■ **EXERCISE**
Extract exactly and only the lines from the one containing "Enumerate this screenshot's" through the end of the entries below. Pictures should not appear in the copy.

■ **PROVIDED MATERIAL**
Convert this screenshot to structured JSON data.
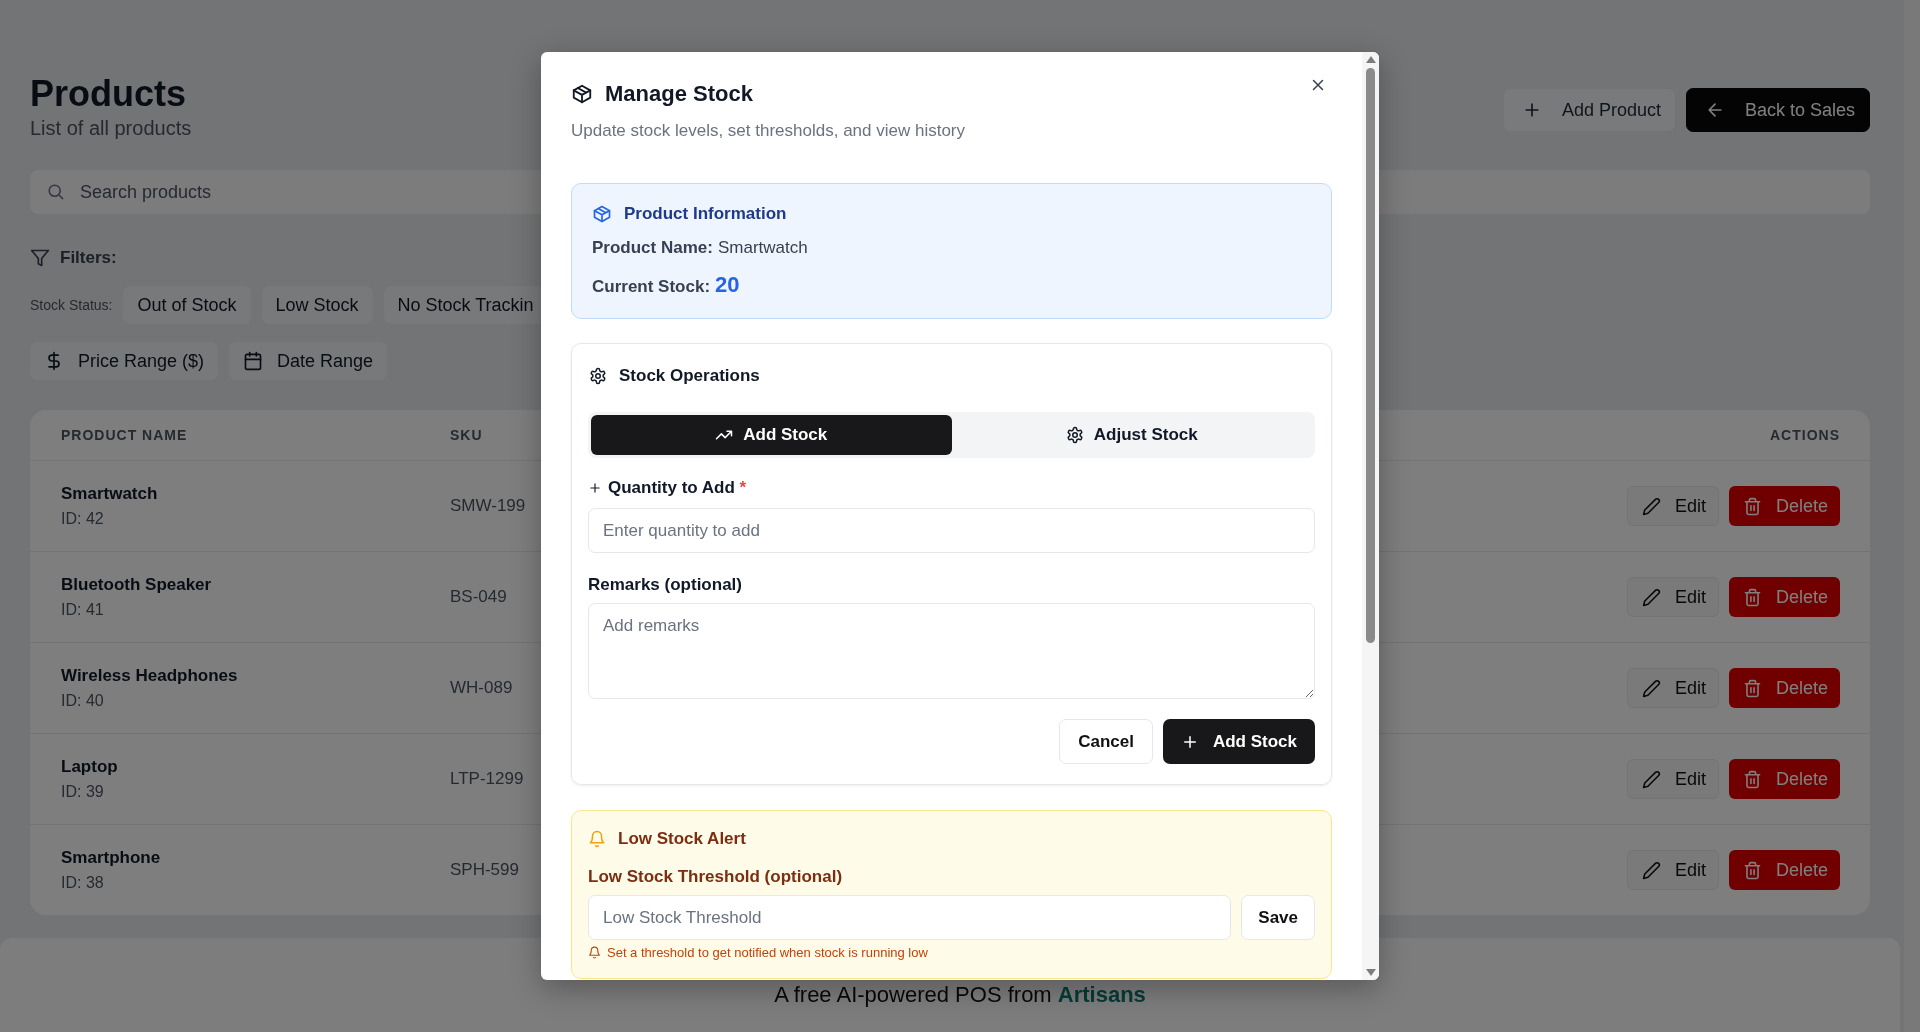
{
  "page": {
    "title": "Products",
    "subtitle": "List of all products",
    "actions": [
      {
        "label": "Add Product",
        "kind": "outline"
      },
      {
        "label": "Back to Sales",
        "kind": "primary"
      }
    ]
  },
  "search": {
    "placeholder": "Search products"
  },
  "filters": {
    "label": "Filters:",
    "stock_status_label": "Stock Status:",
    "stock_status": [
      {
        "label": "Out of Stock",
        "selected": false
      },
      {
        "label": "Low Stock",
        "selected": false
      },
      {
        "label": "No Stock Trackin",
        "selected": false
      }
    ],
    "ranges": [
      {
        "label": "Price Range ($)",
        "kind": "price"
      },
      {
        "label": "Date Range",
        "kind": "date"
      }
    ]
  },
  "table": {
    "columns": [
      "PRODUCT NAME",
      "SKU",
      "ACTIONS"
    ],
    "rows": [
      {
        "name": "Smartwatch",
        "id": "ID: 42",
        "sku": "SMW-199",
        "actions": [
          {
            "label": "Edit",
            "kind": "edit"
          },
          {
            "label": "Delete",
            "kind": "delete"
          }
        ]
      },
      {
        "name": "Bluetooth Speaker",
        "id": "ID: 41",
        "sku": "BS-049",
        "actions": [
          {
            "label": "Edit",
            "kind": "edit"
          },
          {
            "label": "Delete",
            "kind": "delete"
          }
        ]
      },
      {
        "name": "Wireless Headphones",
        "id": "ID: 40",
        "sku": "WH-089",
        "actions": [
          {
            "label": "Edit",
            "kind": "edit"
          },
          {
            "label": "Delete",
            "kind": "delete"
          }
        ]
      },
      {
        "name": "Laptop",
        "id": "ID: 39",
        "sku": "LTP-1299",
        "actions": [
          {
            "label": "Edit",
            "kind": "edit"
          },
          {
            "label": "Delete",
            "kind": "delete"
          }
        ]
      },
      {
        "name": "Smartphone",
        "id": "ID: 38",
        "sku": "SPH-599",
        "actions": [
          {
            "label": "Edit",
            "kind": "edit"
          },
          {
            "label": "Delete",
            "kind": "delete"
          }
        ]
      }
    ]
  },
  "footer": {
    "text": "A free AI-powered POS from",
    "link": "Artisans"
  },
  "modal": {
    "title": "Manage Stock",
    "subtitle": "Update stock levels, set thresholds, and view history",
    "product_info": {
      "title": "Product Information",
      "fields": [
        {
          "label": "Product Name:",
          "value": "Smartwatch",
          "kind": "text"
        },
        {
          "label": "Current Stock:",
          "value": "20",
          "kind": "highlight"
        }
      ]
    },
    "stock_operations": {
      "title": "Stock Operations",
      "tabs": [
        {
          "label": "Add Stock",
          "kind": "add",
          "selected": true
        },
        {
          "label": "Adjust Stock",
          "kind": "adjust",
          "selected": false
        }
      ],
      "quantity": {
        "label": "Quantity to Add",
        "required_mark": "*",
        "placeholder": "Enter quantity to add"
      },
      "remarks": {
        "label": "Remarks (optional)",
        "placeholder": "Add remarks"
      },
      "buttons": [
        {
          "label": "Cancel",
          "kind": "outline"
        },
        {
          "label": "Add Stock",
          "kind": "primary"
        }
      ]
    },
    "low_stock_alert": {
      "title": "Low Stock Alert",
      "threshold_label": "Low Stock Threshold (optional)",
      "placeholder": "Low Stock Threshold",
      "save": "Save",
      "hint": "Set a threshold to get notified when stock is running low"
    }
  }
}
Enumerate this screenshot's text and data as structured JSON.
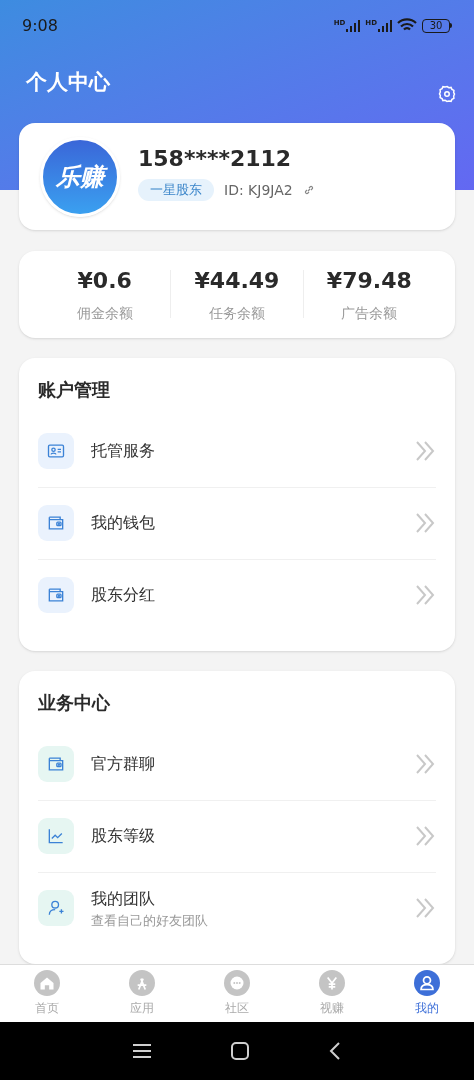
{
  "status_bar": {
    "time": "9:08",
    "signal_badges": [
      "HD",
      "HD"
    ],
    "battery": "30"
  },
  "header": {
    "title": "个人中心"
  },
  "profile": {
    "avatar_text": "乐赚",
    "phone": "158****2112",
    "badge": "一星股东",
    "id": "ID: KJ9JA2"
  },
  "balances": [
    {
      "amount": "¥0.6",
      "label": "佣金余额"
    },
    {
      "amount": "¥44.49",
      "label": "任务余额"
    },
    {
      "amount": "¥79.48",
      "label": "广告余额"
    }
  ],
  "sections": [
    {
      "title": "账户管理",
      "items": [
        {
          "kind": "card",
          "label": "托管服务"
        },
        {
          "kind": "wallet",
          "label": "我的钱包"
        },
        {
          "kind": "wallet",
          "label": "股东分红"
        }
      ]
    },
    {
      "title": "业务中心",
      "items": [
        {
          "kind": "wallet",
          "label": "官方群聊"
        },
        {
          "kind": "chart",
          "label": "股东等级"
        },
        {
          "kind": "user",
          "label": "我的团队",
          "subtitle": "查看自己的好友团队"
        }
      ]
    }
  ],
  "tabs": [
    {
      "kind": "home",
      "label": "首页",
      "selected": false
    },
    {
      "kind": "apps",
      "label": "应用",
      "selected": false
    },
    {
      "kind": "chat",
      "label": "社区",
      "selected": false
    },
    {
      "kind": "yuan",
      "label": "视赚",
      "selected": false
    },
    {
      "kind": "user",
      "label": "我的",
      "selected": true
    }
  ]
}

■ **TASK RESULT**
Enumerate this screenshot's text and data as structured JSON.
{
  "status_bar": {
    "time": "9:08",
    "signal_badges": [
      "HD",
      "HD"
    ],
    "battery": "30"
  },
  "header": {
    "title": "个人中心"
  },
  "profile": {
    "avatar_text": "乐赚",
    "phone": "158****2112",
    "badge": "一星股东",
    "id": "ID: KJ9JA2"
  },
  "balances": [
    {
      "amount": "¥0.6",
      "label": "佣金余额"
    },
    {
      "amount": "¥44.49",
      "label": "任务余额"
    },
    {
      "amount": "¥79.48",
      "label": "广告余额"
    }
  ],
  "sections": [
    {
      "title": "账户管理",
      "items": [
        {
          "kind": "card",
          "label": "托管服务"
        },
        {
          "kind": "wallet",
          "label": "我的钱包"
        },
        {
          "kind": "wallet",
          "label": "股东分红"
        }
      ]
    },
    {
      "title": "业务中心",
      "items": [
        {
          "kind": "wallet",
          "label": "官方群聊"
        },
        {
          "kind": "chart",
          "label": "股东等级"
        },
        {
          "kind": "user",
          "label": "我的团队",
          "subtitle": "查看自己的好友团队"
        }
      ]
    }
  ],
  "tabs": [
    {
      "kind": "home",
      "label": "首页",
      "selected": false
    },
    {
      "kind": "apps",
      "label": "应用",
      "selected": false
    },
    {
      "kind": "chat",
      "label": "社区",
      "selected": false
    },
    {
      "kind": "yuan",
      "label": "视赚",
      "selected": false
    },
    {
      "kind": "user",
      "label": "我的",
      "selected": true
    }
  ]
}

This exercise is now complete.